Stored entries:
** Begin **
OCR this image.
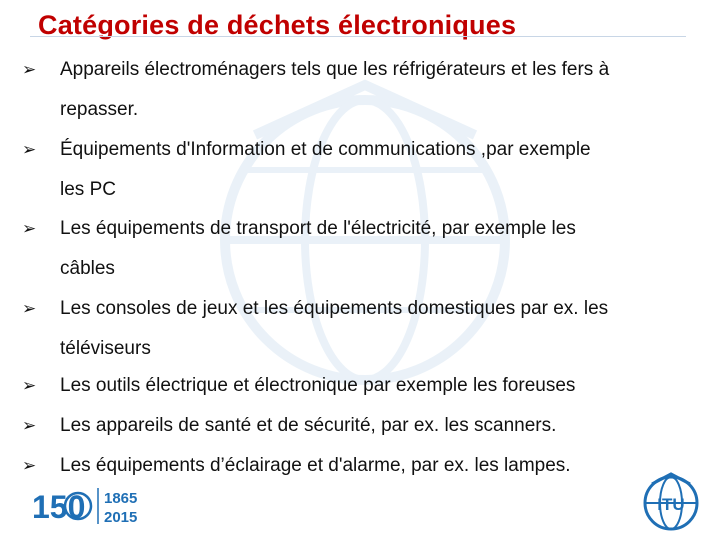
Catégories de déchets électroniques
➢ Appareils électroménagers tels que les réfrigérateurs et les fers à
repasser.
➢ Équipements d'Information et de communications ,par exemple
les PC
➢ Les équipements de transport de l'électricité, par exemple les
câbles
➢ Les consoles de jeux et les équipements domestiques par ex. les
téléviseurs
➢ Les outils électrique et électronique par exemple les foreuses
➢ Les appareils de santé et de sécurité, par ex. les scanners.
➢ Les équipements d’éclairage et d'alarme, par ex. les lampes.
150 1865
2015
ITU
** End **
Your instructions: Copy the listing in full and without alteration, omitting every picture.

Exercise output:
OCR this image.
Catégories de déchets électroniques
➢ Appareils électroménagers tels que les réfrigérateurs et les fers à
repasser.
➢ Équipements d'Information et de communications ,par exemple
les PC
➢ Les équipements de transport de l'électricité, par exemple les
câbles
➢ Les consoles de jeux et les équipements domestiques par ex. les
téléviseurs
➢ Les outils électrique et électronique par exemple les foreuses
➢ Les appareils de santé et de sécurité, par ex. les scanners.
➢ Les équipements d’éclairage et d'alarme, par ex. les lampes.
150 1865
2015
ITU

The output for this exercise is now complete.